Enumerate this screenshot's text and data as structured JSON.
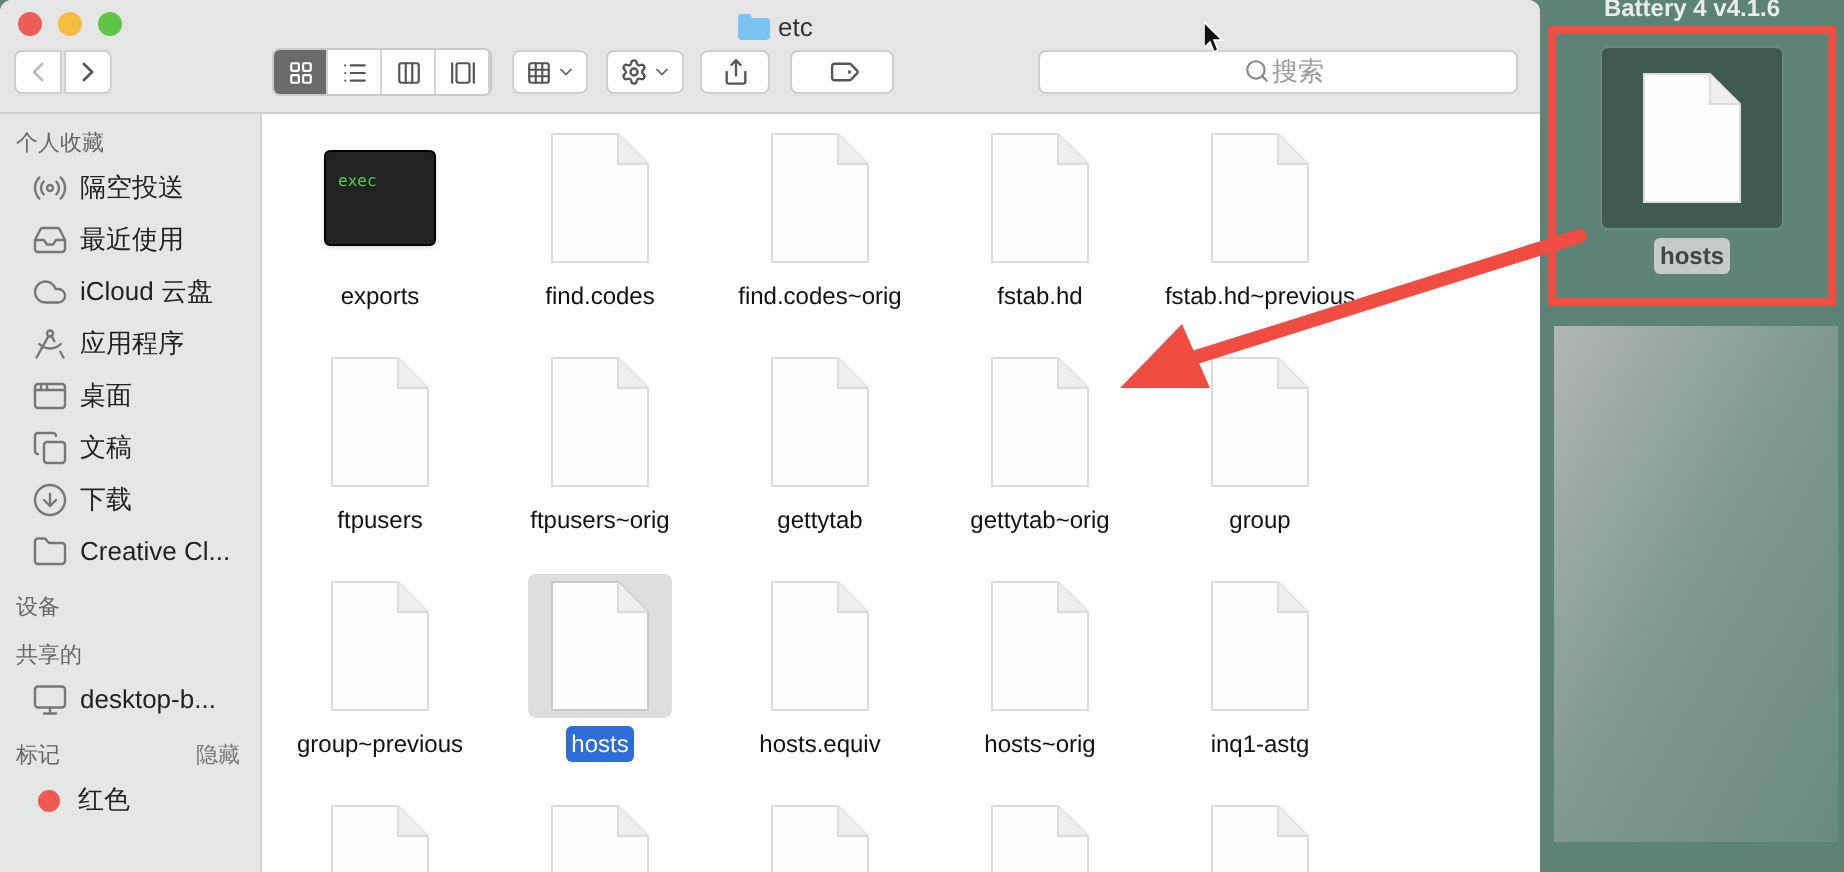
{
  "window": {
    "title": "etc"
  },
  "toolbar": {
    "view_modes": [
      {
        "kind": "icons",
        "selected": true
      },
      {
        "kind": "list",
        "selected": false
      },
      {
        "kind": "columns",
        "selected": false
      },
      {
        "kind": "gallery",
        "selected": false
      }
    ],
    "search": {
      "placeholder": "搜索"
    }
  },
  "sidebar": {
    "sections": [
      {
        "heading": "个人收藏",
        "items": [
          {
            "kind": "airdrop",
            "label": "隔空投送"
          },
          {
            "kind": "recents",
            "label": "最近使用"
          },
          {
            "kind": "icloud",
            "label": "iCloud 云盘"
          },
          {
            "kind": "apps",
            "label": "应用程序"
          },
          {
            "kind": "desktop",
            "label": "桌面"
          },
          {
            "kind": "documents",
            "label": "文稿"
          },
          {
            "kind": "downloads",
            "label": "下载"
          },
          {
            "kind": "folder",
            "label": "Creative Cl..."
          }
        ]
      },
      {
        "heading": "设备"
      },
      {
        "heading": "共享的",
        "items": [
          {
            "kind": "computer",
            "label": "desktop-b..."
          }
        ]
      },
      {
        "heading": "标记",
        "action": "隐藏",
        "items": [
          {
            "kind": "tag",
            "label": "红色",
            "color": "#ee5a4f"
          }
        ]
      }
    ]
  },
  "files": [
    {
      "kind": "exec",
      "name": "exports",
      "badge": "exec",
      "selected": false
    },
    {
      "kind": "document",
      "name": "find.codes",
      "selected": false
    },
    {
      "kind": "document",
      "name": "find.codes~orig",
      "selected": false
    },
    {
      "kind": "document",
      "name": "fstab.hd",
      "selected": false
    },
    {
      "kind": "document",
      "name": "fstab.hd~previous",
      "selected": false
    },
    {
      "kind": "document",
      "name": "ftpusers",
      "selected": false
    },
    {
      "kind": "document",
      "name": "ftpusers~orig",
      "selected": false
    },
    {
      "kind": "document",
      "name": "gettytab",
      "selected": false
    },
    {
      "kind": "document",
      "name": "gettytab~orig",
      "selected": false
    },
    {
      "kind": "document",
      "name": "group",
      "selected": false
    },
    {
      "kind": "document",
      "name": "group~previous",
      "selected": false
    },
    {
      "kind": "document",
      "name": "hosts",
      "selected": true
    },
    {
      "kind": "document",
      "name": "hosts.equiv",
      "selected": false
    },
    {
      "kind": "document",
      "name": "hosts~orig",
      "selected": false
    },
    {
      "kind": "document",
      "name": "inq1-astg",
      "selected": false
    },
    {
      "kind": "document",
      "selected": false
    },
    {
      "kind": "document",
      "selected": false
    },
    {
      "kind": "document",
      "selected": false
    },
    {
      "kind": "document",
      "selected": false
    },
    {
      "kind": "document",
      "selected": false
    }
  ],
  "desktop": {
    "label": "Battery 4 v4.1.6",
    "icon": {
      "name": "hosts",
      "selected": true
    }
  }
}
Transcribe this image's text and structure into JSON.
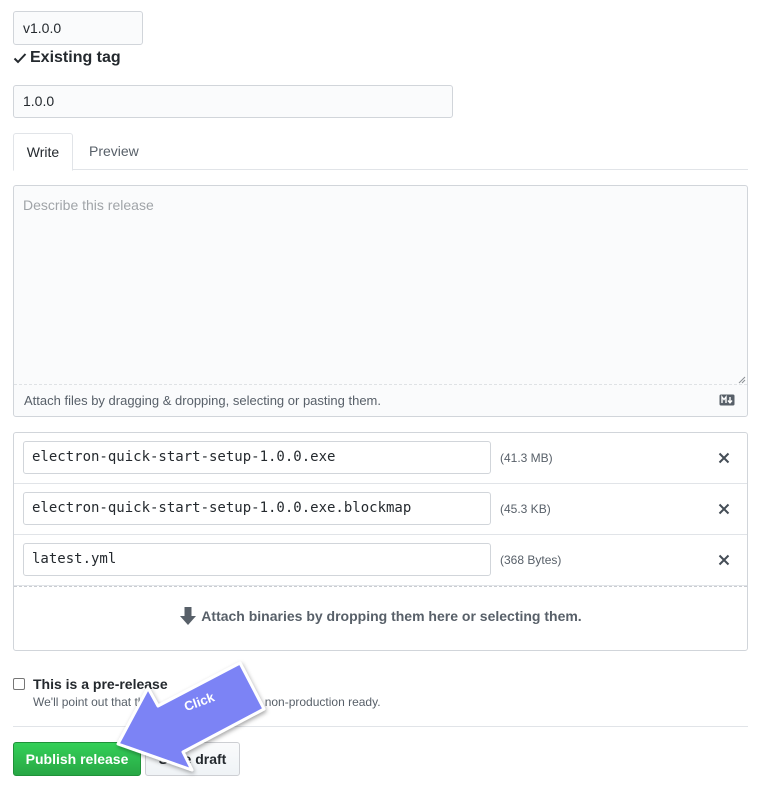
{
  "tag": {
    "value": "v1.0.0",
    "status": "Existing tag"
  },
  "release_title": {
    "value": "1.0.0"
  },
  "tabs": [
    {
      "label": "Write"
    },
    {
      "label": "Preview"
    }
  ],
  "editor": {
    "placeholder": "Describe this release",
    "attach_hint": "Attach files by dragging & dropping, selecting or pasting them."
  },
  "assets": [
    {
      "name": "electron-quick-start-setup-1.0.0.exe",
      "size": "(41.3 MB)"
    },
    {
      "name": "electron-quick-start-setup-1.0.0.exe.blockmap",
      "size": "(45.3 KB)"
    },
    {
      "name": "latest.yml",
      "size": "(368 Bytes)"
    }
  ],
  "dropzone": {
    "text": "Attach binaries by dropping them here or selecting them."
  },
  "prerelease": {
    "label": "This is a pre-release",
    "note_a": "We'll point out that th",
    "note_b": "ed as non-production ready."
  },
  "buttons": {
    "publish": "Publish release",
    "save_draft": "Save draft"
  },
  "annotation": {
    "label": "Click",
    "color": "#7b83f5"
  },
  "colors": {
    "accent_green": "#2ea44f",
    "border": "#d1d5da"
  }
}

============================================================

TASK DIRECTIONS: Show all lines above holding "dropping".

RESPONSE FOR THIS EXERCISE:
    "attach_hint": "Attach files by dragging & dropping, selecting or pasting them."
    "text": "Attach binaries by dropping them here or selecting them."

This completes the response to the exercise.